• [Consigne] Extrayez mot pour mot, dans l'article sur la présidentielle au Gabon, le passage situé entre « 03/09/2009 à 00h00 » et « multipartisme en Afrique. », ces deux limites comprises.

• [Texte à examiner]

03/09/2009 à 00h00 Libération (Analyse) Par THOMAS HOFNUNG
Les Kabila, les Gnassingbé, et demain les Bongo ? Après le multipartisme, le continent s’en remet à la
filiation
Premier, deuxième ou troisième ? Le résultat d’Ali Bongo, le fils de feu Omar, resté au pouvoir durant quarante-et-un ans à Libreville, a focalisé toutes les attentions lors de
la présidentielle au Gabon. S’il s’imposait - par les urnes ou par la force - dans cette ancienne colonie française, cet homme trapu et massif viendrait renforcer le camp des successions
dynastiques sur le continent noir. S’il perdait - et acceptait sa défaite -, son échec donnerait, à l’inverse, un coup d’arrêt à un phénomène qui apparaît, à certains égards, comme la maladie
infantile du multipartisme en Afrique.

• [Informations affichées]
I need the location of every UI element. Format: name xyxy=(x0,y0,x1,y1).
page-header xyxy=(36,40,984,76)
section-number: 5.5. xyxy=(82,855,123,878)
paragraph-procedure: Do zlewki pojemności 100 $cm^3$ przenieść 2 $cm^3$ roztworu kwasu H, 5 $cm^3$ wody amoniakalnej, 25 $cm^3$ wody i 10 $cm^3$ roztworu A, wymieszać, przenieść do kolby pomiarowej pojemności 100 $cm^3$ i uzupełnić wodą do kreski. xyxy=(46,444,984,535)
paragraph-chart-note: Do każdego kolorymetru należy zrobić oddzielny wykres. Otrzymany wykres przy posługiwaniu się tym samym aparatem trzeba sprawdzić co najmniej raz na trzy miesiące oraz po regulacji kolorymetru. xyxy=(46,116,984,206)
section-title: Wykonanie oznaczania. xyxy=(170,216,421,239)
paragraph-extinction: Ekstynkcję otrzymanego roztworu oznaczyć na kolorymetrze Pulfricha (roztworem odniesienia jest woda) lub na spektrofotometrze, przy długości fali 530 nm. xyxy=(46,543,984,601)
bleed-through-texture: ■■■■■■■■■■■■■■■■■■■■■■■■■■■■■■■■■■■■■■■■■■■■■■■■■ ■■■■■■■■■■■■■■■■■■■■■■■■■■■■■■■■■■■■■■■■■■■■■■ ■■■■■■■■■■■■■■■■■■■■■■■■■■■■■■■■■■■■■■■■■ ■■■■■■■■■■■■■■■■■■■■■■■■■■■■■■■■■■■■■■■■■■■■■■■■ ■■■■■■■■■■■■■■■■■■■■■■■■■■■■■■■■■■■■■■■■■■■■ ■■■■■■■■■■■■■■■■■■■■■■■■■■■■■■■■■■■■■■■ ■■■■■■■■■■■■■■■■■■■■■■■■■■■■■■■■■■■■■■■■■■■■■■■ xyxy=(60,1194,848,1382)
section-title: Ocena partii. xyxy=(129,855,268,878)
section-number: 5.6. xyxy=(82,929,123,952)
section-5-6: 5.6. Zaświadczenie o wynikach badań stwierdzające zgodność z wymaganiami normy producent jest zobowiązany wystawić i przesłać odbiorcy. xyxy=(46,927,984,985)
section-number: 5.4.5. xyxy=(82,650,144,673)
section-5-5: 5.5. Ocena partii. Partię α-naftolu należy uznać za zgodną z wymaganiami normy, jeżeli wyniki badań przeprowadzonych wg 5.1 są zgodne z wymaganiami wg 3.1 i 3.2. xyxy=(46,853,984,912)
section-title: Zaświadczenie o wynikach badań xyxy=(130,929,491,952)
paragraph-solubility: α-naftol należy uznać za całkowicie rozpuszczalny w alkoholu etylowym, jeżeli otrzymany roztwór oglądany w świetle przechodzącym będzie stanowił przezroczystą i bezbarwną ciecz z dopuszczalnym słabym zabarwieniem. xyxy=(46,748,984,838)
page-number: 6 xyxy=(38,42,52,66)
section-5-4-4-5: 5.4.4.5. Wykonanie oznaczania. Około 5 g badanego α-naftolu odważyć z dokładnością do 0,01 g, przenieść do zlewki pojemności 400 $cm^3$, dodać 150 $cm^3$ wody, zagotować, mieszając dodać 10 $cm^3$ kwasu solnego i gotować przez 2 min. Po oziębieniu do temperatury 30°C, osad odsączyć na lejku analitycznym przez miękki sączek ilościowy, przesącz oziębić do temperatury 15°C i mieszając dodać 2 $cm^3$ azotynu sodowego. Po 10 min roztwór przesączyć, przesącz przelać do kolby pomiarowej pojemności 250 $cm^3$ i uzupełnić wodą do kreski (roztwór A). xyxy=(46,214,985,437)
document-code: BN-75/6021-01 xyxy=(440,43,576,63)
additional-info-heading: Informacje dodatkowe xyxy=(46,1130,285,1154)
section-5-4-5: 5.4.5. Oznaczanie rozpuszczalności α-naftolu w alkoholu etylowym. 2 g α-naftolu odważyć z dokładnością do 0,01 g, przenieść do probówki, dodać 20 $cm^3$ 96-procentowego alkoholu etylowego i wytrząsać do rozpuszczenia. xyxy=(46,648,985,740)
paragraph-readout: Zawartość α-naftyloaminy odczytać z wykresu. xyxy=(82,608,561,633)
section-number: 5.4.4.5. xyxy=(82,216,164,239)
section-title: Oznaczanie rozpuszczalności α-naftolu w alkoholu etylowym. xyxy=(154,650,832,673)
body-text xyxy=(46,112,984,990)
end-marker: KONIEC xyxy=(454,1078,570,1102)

• [Votre réponse]
03/09/2009 à 00h00 Libération (Analyse) Par THOMAS HOFNUNG
Les Kabila, les Gnassingbé, et demain les Bongo ? Après le multipartisme, le continent s’en remet à la
filiation
Premier, deuxième ou troisième ? Le résultat d’Ali Bongo, le fils de feu Omar, resté au pouvoir durant quarante-et-un ans à Libreville, a focalisé toutes les attentions lors de
la présidentielle au Gabon. S’il s’imposait - par les urnes ou par la force - dans cette ancienne colonie française, cet homme trapu et massif viendrait renforcer le camp des successions
dynastiques sur le continent noir. S’il perdait - et acceptait sa défaite -, son échec donnerait, à l’inverse, un coup d’arrêt à un phénomène qui apparaît, à certains égards, comme la maladie
infantile du multipartisme en Afrique.